# What the task asks
Return the line containing "Read all visible content and emit it as JSON." and all lines after it exactly; stop at the end of the material.

[Dataset items]
>>
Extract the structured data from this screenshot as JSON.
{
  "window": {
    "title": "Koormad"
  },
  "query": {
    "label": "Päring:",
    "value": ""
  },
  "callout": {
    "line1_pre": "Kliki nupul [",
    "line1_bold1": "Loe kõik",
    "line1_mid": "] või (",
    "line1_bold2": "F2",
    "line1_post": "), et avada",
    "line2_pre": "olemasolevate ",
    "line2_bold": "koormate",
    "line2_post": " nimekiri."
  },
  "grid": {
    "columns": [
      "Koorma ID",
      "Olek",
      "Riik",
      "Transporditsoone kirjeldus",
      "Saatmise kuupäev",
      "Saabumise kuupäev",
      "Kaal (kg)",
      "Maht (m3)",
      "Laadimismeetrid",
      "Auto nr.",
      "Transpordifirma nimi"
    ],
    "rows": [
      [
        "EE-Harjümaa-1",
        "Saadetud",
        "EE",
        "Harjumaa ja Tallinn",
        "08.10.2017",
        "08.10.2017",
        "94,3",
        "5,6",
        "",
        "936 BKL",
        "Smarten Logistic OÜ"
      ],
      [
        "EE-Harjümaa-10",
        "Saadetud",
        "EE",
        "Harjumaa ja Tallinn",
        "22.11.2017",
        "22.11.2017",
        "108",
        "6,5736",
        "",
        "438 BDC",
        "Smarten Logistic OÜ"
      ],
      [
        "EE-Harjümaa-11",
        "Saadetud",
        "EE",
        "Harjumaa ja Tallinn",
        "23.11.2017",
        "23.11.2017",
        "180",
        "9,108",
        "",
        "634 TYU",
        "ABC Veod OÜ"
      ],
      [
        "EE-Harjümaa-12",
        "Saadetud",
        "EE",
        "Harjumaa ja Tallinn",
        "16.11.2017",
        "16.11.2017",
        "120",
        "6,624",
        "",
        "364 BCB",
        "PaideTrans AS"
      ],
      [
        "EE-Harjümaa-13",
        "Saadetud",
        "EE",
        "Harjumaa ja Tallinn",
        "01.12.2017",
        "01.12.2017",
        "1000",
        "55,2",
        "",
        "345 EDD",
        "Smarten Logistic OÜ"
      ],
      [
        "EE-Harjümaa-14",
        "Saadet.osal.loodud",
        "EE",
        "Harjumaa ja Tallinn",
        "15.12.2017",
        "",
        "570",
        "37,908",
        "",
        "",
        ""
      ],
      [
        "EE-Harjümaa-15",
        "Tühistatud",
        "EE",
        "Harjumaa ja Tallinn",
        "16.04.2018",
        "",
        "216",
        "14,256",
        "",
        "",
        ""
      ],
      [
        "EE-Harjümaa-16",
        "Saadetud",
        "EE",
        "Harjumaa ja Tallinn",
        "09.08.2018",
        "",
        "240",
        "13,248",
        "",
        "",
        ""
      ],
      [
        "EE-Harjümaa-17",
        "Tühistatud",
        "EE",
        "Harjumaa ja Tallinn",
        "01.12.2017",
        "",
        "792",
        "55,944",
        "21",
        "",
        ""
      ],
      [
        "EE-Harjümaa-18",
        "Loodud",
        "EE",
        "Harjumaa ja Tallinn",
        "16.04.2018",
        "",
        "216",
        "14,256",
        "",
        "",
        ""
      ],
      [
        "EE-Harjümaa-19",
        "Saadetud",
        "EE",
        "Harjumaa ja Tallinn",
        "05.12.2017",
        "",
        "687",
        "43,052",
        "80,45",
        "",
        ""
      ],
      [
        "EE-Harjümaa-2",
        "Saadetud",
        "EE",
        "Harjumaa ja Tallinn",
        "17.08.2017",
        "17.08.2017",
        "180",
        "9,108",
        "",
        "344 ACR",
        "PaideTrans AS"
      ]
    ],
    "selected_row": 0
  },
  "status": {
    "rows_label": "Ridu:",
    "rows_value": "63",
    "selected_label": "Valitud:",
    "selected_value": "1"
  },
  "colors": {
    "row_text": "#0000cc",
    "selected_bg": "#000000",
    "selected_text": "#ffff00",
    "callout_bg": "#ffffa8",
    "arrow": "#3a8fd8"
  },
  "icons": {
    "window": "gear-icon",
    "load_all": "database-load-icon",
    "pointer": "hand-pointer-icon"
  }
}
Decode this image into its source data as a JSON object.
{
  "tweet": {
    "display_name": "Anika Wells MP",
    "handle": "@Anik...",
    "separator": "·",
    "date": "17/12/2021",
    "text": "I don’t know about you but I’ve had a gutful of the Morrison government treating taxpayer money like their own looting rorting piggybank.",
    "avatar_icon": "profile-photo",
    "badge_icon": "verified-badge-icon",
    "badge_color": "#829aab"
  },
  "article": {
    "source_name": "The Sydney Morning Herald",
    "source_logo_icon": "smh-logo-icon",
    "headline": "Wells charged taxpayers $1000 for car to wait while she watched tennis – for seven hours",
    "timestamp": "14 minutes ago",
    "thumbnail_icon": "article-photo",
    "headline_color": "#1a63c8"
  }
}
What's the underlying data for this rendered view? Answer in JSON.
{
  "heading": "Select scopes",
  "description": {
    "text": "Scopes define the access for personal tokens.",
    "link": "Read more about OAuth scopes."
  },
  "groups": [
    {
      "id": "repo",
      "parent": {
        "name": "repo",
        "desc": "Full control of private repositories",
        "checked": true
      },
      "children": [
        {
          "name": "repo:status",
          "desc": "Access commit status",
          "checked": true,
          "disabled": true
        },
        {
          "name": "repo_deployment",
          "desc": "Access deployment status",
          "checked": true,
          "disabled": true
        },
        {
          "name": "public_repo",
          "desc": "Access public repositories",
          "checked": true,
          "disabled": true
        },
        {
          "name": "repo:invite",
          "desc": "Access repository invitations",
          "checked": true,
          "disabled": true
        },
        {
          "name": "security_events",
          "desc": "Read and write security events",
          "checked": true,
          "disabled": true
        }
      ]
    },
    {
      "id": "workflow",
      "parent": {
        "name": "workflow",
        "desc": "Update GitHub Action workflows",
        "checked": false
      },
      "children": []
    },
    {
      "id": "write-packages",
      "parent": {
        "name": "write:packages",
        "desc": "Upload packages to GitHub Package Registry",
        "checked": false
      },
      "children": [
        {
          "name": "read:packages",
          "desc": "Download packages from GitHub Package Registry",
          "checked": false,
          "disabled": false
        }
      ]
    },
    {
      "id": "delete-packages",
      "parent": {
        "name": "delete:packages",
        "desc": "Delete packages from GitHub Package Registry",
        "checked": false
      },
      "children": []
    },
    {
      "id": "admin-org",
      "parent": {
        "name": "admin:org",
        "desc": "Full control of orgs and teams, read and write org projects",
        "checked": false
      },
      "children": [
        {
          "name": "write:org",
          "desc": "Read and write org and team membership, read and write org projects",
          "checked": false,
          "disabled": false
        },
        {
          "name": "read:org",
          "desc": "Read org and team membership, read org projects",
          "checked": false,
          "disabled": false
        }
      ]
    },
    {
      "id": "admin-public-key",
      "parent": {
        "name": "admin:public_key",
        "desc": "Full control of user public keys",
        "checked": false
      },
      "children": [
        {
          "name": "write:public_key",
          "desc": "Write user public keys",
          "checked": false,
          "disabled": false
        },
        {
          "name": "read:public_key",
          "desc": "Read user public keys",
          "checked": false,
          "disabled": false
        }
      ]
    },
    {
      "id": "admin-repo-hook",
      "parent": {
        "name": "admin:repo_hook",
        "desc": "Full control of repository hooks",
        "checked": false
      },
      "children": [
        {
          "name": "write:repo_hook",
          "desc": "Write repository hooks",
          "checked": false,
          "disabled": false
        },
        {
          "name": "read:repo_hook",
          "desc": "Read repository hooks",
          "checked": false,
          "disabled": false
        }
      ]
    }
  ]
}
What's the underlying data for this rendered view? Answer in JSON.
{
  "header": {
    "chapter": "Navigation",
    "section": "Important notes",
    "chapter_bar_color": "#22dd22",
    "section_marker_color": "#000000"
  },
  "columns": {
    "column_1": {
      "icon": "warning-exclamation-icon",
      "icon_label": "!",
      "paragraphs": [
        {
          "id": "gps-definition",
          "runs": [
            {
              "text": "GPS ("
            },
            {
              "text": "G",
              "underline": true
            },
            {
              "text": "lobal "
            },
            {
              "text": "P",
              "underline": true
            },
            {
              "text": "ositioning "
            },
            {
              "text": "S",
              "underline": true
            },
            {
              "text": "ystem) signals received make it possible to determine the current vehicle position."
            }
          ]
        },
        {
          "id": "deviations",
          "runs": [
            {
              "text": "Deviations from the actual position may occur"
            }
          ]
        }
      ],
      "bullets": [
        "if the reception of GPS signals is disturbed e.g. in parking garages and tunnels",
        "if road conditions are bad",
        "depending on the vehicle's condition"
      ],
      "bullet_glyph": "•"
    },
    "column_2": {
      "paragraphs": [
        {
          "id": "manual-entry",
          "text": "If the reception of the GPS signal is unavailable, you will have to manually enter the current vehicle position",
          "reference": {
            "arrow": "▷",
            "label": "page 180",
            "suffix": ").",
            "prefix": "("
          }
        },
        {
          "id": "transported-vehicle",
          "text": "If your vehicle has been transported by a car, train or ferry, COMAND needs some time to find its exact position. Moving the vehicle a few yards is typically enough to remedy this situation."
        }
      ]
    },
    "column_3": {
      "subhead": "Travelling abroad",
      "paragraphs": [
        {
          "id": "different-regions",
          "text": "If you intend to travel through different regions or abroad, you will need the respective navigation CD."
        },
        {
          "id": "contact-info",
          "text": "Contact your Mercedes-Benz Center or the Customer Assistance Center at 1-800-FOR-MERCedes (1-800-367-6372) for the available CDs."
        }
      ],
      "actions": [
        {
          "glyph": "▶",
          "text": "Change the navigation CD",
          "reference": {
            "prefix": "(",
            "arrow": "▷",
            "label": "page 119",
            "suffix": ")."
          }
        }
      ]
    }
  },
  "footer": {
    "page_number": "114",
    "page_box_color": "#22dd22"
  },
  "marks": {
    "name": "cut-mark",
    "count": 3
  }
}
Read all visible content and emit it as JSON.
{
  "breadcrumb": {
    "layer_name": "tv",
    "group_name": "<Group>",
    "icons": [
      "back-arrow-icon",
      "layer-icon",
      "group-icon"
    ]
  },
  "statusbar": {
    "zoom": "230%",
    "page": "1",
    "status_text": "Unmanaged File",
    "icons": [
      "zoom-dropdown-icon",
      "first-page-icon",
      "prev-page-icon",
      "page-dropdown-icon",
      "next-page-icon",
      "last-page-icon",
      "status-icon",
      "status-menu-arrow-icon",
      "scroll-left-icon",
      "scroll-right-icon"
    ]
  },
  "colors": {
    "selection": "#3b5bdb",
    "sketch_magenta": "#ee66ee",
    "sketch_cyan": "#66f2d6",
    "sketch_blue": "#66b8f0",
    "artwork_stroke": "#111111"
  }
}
<<
# Result
Read all visible content and emit it as JSON.
{
  "breadcrumb": {
    "layer_name": "tv",
    "group_name": "<Group>",
    "icons": [
      "back-arrow-icon",
      "layer-icon",
      "group-icon"
    ]
  },
  "statusbar": {
    "zoom": "230%",
    "page": "1",
    "status_text": "Unmanaged File",
    "icons": [
      "zoom-dropdown-icon",
      "first-page-icon",
      "prev-page-icon",
      "page-dropdown-icon",
      "next-page-icon",
      "last-page-icon",
      "status-icon",
      "status-menu-arrow-icon",
      "scroll-left-icon",
      "scroll-right-icon"
    ]
  },
  "colors": {
    "selection": "#3b5bdb",
    "sketch_magenta": "#ee66ee",
    "sketch_cyan": "#66f2d6",
    "sketch_blue": "#66b8f0",
    "artwork_stroke": "#111111"
  }
}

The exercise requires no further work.